------ The records ------
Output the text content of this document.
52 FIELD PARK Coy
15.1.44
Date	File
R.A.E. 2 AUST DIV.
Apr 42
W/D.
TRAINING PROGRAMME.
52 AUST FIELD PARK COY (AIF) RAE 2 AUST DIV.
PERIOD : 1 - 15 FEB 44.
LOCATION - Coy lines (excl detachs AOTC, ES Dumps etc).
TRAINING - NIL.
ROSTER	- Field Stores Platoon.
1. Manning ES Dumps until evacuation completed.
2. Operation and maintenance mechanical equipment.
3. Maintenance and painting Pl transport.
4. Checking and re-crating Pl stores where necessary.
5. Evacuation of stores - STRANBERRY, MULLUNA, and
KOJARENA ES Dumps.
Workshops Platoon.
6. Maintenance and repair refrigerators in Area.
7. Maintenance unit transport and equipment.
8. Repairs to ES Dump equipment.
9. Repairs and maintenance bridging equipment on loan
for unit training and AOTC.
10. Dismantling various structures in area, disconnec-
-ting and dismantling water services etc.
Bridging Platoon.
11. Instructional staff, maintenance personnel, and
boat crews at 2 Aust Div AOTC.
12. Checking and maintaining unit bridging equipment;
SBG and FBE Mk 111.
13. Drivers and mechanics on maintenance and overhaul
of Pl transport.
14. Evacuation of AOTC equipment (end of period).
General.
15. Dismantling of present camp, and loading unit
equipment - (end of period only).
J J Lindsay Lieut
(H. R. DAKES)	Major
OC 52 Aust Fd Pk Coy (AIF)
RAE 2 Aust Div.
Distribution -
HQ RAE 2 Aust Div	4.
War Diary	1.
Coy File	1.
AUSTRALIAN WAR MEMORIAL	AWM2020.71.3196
------
> _Set problem_: Locate all lines in the listing above with the word "Dumps" and copy them.

> _Task result_:
LOCATION - Coy lines (excl detachs AOTC, ES Dumps etc).
1. Manning ES Dumps until evacuation completed.
KOJARENA ES Dumps.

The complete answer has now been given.